[GIVEN EXERCISE]:
A faithful transcription of all the data is required.

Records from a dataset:
-*-

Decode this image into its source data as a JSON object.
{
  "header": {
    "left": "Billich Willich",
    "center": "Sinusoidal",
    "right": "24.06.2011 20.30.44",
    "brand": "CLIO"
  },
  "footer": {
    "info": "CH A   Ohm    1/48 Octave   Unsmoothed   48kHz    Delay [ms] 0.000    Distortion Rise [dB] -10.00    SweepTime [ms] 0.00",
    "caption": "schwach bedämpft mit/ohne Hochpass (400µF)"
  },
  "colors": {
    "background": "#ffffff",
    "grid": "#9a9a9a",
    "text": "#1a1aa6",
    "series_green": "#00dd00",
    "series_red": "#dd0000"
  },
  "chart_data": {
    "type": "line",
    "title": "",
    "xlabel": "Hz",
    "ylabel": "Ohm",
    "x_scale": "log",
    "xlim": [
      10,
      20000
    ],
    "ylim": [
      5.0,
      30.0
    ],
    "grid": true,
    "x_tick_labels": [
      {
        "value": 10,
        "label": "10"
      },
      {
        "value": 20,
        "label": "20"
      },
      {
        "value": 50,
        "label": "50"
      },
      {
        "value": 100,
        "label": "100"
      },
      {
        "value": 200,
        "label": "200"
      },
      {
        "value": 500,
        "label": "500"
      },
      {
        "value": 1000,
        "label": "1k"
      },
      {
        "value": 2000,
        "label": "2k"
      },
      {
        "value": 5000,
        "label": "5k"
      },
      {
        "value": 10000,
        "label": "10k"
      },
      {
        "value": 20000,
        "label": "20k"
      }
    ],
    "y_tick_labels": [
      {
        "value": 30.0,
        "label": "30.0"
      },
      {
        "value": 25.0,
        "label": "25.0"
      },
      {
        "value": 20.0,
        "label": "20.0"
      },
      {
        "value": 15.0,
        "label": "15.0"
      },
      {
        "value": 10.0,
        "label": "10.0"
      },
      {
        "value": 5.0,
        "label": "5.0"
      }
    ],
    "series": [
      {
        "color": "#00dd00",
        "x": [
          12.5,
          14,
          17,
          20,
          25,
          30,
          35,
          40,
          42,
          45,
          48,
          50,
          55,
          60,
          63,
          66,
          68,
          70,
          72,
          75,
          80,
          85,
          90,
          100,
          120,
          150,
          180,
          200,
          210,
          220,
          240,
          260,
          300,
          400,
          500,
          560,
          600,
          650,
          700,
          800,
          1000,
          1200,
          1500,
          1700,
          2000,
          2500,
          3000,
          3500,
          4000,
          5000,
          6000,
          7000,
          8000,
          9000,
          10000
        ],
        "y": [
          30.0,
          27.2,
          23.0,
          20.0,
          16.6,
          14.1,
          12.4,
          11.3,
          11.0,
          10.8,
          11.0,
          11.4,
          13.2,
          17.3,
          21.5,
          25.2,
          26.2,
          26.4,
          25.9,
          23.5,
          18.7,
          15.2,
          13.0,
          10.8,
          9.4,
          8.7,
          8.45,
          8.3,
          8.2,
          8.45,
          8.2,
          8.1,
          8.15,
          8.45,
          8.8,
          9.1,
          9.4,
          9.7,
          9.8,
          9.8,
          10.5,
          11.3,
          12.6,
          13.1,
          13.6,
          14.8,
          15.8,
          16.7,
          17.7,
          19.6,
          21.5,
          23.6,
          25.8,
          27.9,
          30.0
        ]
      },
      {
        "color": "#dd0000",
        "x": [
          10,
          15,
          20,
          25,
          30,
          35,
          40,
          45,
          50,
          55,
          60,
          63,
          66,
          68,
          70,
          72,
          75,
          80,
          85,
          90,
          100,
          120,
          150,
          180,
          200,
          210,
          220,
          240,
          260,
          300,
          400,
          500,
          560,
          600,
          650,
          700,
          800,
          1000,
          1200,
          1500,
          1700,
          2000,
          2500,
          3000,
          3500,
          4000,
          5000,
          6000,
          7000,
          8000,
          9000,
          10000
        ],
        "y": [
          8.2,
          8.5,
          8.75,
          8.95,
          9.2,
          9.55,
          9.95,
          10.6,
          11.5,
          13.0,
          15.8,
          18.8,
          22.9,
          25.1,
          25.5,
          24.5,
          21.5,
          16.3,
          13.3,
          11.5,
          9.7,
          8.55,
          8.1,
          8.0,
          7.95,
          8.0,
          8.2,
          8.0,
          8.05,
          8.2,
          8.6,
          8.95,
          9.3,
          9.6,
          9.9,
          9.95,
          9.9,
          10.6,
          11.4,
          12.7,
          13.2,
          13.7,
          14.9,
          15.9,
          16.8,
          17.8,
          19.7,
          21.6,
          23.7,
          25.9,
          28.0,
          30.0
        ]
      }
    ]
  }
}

-*-

[TASK SOLUTION]:
Decode this image into its source data as a JSON object.
{
  "header": {
    "left": "Billich Willich",
    "center": "Sinusoidal",
    "right": "24.06.2011 20.30.44",
    "brand": "CLIO"
  },
  "footer": {
    "info": "CH A   Ohm    1/48 Octave   Unsmoothed   48kHz    Delay [ms] 0.000    Distortion Rise [dB] -10.00    SweepTime [ms] 0.00",
    "caption": "schwach bedämpft mit/ohne Hochpass (400µF)"
  },
  "colors": {
    "background": "#ffffff",
    "grid": "#9a9a9a",
    "text": "#1a1aa6",
    "series_green": "#00dd00",
    "series_red": "#dd0000"
  },
  "chart_data": {
    "type": "line",
    "title": "",
    "xlabel": "Hz",
    "ylabel": "Ohm",
    "x_scale": "log",
    "xlim": [
      10,
      20000
    ],
    "ylim": [
      5.0,
      30.0
    ],
    "grid": true,
    "x_tick_labels": [
      {
        "value": 10,
        "label": "10"
      },
      {
        "value": 20,
        "label": "20"
      },
      {
        "value": 50,
        "label": "50"
      },
      {
        "value": 100,
        "label": "100"
      },
      {
        "value": 200,
        "label": "200"
      },
      {
        "value": 500,
        "label": "500"
      },
      {
        "value": 1000,
        "label": "1k"
      },
      {
        "value": 2000,
        "label": "2k"
      },
      {
        "value": 5000,
        "label": "5k"
      },
      {
        "value": 10000,
        "label": "10k"
      },
      {
        "value": 20000,
        "label": "20k"
      }
    ],
    "y_tick_labels": [
      {
        "value": 30.0,
        "label": "30.0"
      },
      {
        "value": 25.0,
        "label": "25.0"
      },
      {
        "value": 20.0,
        "label": "20.0"
      },
      {
        "value": 15.0,
        "label": "15.0"
      },
      {
        "value": 10.0,
        "label": "10.0"
      },
      {
        "value": 5.0,
        "label": "5.0"
      }
    ],
    "series": [
      {
        "color": "#00dd00",
        "x": [
          12.5,
          14,
          17,
          20,
          25,
          30,
          35,
          40,
          42,
          45,
          48,
          50,
          55,
          60,
          63,
          66,
          68,
          70,
          72,
          75,
          80,
          85,
          90,
          100,
          120,
          150,
          180,
          200,
          210,
          220,
          240,
          260,
          300,
          400,
          500,
          560,
          600,
          650,
          700,
          800,
          1000,
          1200,
          1500,
          1700,
          2000,
          2500,
          3000,
          3500,
          4000,
          5000,
          6000,
          7000,
          8000,
          9000,
          10000
        ],
        "y": [
          30.0,
          27.2,
          23.0,
          20.0,
          16.6,
          14.1,
          12.4,
          11.3,
          11.0,
          10.8,
          11.0,
          11.4,
          13.2,
          17.3,
          21.5,
          25.2,
          26.2,
          26.4,
          25.9,
          23.5,
          18.7,
          15.2,
          13.0,
          10.8,
          9.4,
          8.7,
          8.45,
          8.3,
          8.2,
          8.45,
          8.2,
          8.1,
          8.15,
          8.45,
          8.8,
          9.1,
          9.4,
          9.7,
          9.8,
          9.8,
          10.5,
          11.3,
          12.6,
          13.1,
          13.6,
          14.8,
          15.8,
          16.7,
          17.7,
          19.6,
          21.5,
          23.6,
          25.8,
          27.9,
          30.0
        ]
      },
      {
        "color": "#dd0000",
        "x": [
          10,
          15,
          20,
          25,
          30,
          35,
          40,
          45,
          50,
          55,
          60,
          63,
          66,
          68,
          70,
          72,
          75,
          80,
          85,
          90,
          100,
          120,
          150,
          180,
          200,
          210,
          220,
          240,
          260,
          300,
          400,
          500,
          560,
          600,
          650,
          700,
          800,
          1000,
          1200,
          1500,
          1700,
          2000,
          2500,
          3000,
          3500,
          4000,
          5000,
          6000,
          7000,
          8000,
          9000,
          10000
        ],
        "y": [
          8.2,
          8.5,
          8.75,
          8.95,
          9.2,
          9.55,
          9.95,
          10.6,
          11.5,
          13.0,
          15.8,
          18.8,
          22.9,
          25.1,
          25.5,
          24.5,
          21.5,
          16.3,
          13.3,
          11.5,
          9.7,
          8.55,
          8.1,
          8.0,
          7.95,
          8.0,
          8.2,
          8.0,
          8.05,
          8.2,
          8.6,
          8.95,
          9.3,
          9.6,
          9.9,
          9.95,
          9.9,
          10.6,
          11.4,
          12.7,
          13.2,
          13.7,
          14.9,
          15.9,
          16.8,
          17.8,
          19.7,
          21.6,
          23.7,
          25.9,
          28.0,
          30.0
        ]
      }
    ]
  }
}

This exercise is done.